For each line that holds "marker", copy the line out.

Stored data entries:

%%

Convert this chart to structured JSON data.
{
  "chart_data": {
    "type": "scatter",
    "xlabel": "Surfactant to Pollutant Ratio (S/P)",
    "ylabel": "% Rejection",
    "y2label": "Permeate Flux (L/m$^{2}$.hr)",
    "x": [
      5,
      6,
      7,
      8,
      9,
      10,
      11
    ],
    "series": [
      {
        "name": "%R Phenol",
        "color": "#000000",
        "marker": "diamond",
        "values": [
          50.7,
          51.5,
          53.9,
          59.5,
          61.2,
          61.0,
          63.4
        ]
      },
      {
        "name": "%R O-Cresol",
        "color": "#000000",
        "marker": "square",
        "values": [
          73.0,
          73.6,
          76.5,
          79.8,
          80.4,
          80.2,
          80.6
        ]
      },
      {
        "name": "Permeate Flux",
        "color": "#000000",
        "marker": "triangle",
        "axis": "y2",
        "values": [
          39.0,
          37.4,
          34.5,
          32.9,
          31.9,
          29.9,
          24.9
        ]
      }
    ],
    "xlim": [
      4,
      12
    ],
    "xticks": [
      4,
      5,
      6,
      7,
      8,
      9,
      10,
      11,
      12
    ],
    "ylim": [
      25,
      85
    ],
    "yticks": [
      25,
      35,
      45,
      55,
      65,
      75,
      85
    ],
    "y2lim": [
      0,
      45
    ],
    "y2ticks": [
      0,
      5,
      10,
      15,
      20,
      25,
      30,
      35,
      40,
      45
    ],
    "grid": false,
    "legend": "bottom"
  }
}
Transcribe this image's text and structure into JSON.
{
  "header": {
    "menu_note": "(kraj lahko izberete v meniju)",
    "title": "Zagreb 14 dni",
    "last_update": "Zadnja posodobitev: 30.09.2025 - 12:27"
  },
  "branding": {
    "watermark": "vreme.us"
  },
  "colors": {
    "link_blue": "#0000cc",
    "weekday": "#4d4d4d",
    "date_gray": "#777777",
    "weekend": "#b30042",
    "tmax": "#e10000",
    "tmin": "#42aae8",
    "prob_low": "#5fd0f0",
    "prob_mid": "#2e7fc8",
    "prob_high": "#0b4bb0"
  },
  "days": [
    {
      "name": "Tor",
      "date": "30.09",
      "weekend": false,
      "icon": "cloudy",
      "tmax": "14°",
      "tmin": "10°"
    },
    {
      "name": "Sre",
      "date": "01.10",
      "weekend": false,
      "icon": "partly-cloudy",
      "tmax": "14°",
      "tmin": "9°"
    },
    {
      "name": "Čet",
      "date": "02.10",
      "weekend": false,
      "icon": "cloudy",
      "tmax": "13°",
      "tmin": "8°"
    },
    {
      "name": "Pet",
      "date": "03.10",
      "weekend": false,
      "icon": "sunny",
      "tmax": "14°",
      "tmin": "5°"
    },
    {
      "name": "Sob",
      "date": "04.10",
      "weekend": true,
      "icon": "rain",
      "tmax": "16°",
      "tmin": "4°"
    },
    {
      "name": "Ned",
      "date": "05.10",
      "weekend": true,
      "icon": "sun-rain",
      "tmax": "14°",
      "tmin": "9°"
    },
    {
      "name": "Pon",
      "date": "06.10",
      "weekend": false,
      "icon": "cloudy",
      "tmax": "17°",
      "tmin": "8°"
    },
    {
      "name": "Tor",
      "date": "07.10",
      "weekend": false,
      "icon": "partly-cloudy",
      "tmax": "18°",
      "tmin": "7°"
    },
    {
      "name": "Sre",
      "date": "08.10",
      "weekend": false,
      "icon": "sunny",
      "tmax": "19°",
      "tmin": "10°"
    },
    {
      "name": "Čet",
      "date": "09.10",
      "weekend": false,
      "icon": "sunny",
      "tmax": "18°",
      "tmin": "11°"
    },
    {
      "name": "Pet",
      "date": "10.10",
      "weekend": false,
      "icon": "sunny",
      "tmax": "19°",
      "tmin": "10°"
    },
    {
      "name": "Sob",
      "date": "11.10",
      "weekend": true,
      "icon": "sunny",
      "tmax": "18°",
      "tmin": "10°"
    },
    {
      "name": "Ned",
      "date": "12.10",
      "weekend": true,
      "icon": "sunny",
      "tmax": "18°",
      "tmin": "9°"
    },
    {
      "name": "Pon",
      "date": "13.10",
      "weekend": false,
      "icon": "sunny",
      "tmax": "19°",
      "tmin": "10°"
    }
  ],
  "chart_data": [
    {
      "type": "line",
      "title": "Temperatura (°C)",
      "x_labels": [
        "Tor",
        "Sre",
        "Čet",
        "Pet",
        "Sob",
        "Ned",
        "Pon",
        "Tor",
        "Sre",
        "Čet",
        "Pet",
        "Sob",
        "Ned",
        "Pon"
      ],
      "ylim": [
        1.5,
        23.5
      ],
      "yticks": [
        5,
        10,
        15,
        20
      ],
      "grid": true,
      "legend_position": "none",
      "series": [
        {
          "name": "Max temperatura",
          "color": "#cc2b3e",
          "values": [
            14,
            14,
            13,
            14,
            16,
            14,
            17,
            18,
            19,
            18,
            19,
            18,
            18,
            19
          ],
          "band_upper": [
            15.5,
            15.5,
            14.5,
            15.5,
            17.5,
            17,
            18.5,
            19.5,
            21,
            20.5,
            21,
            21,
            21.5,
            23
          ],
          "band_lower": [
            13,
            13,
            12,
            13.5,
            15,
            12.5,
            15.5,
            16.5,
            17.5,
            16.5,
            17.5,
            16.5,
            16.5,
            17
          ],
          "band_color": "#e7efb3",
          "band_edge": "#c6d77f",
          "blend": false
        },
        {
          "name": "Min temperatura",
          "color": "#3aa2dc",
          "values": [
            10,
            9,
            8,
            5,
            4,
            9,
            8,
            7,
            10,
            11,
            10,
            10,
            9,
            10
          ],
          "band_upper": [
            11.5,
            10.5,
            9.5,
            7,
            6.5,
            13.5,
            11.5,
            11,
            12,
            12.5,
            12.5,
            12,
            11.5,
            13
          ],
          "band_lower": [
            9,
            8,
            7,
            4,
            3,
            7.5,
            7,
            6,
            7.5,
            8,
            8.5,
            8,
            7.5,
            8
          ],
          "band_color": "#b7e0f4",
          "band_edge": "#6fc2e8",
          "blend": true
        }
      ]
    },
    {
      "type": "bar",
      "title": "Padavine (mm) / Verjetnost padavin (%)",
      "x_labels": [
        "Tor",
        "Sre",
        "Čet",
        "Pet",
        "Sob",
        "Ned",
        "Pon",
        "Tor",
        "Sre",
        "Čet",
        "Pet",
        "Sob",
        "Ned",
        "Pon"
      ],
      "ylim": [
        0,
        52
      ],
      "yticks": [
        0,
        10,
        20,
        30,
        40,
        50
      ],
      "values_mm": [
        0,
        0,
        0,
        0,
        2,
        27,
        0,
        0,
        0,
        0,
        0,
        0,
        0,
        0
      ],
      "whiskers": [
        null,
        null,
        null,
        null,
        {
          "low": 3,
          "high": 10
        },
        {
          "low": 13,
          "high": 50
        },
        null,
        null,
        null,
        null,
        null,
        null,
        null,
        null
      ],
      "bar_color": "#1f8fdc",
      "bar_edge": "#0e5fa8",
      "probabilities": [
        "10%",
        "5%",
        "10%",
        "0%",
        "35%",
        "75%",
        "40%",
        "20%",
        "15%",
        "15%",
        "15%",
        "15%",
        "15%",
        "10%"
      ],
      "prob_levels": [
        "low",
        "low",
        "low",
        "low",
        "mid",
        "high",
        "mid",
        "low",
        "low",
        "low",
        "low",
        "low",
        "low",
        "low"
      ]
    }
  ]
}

%%

Solution:
        "marker": "diamond",
        "marker": "square",
        "marker": "triangle",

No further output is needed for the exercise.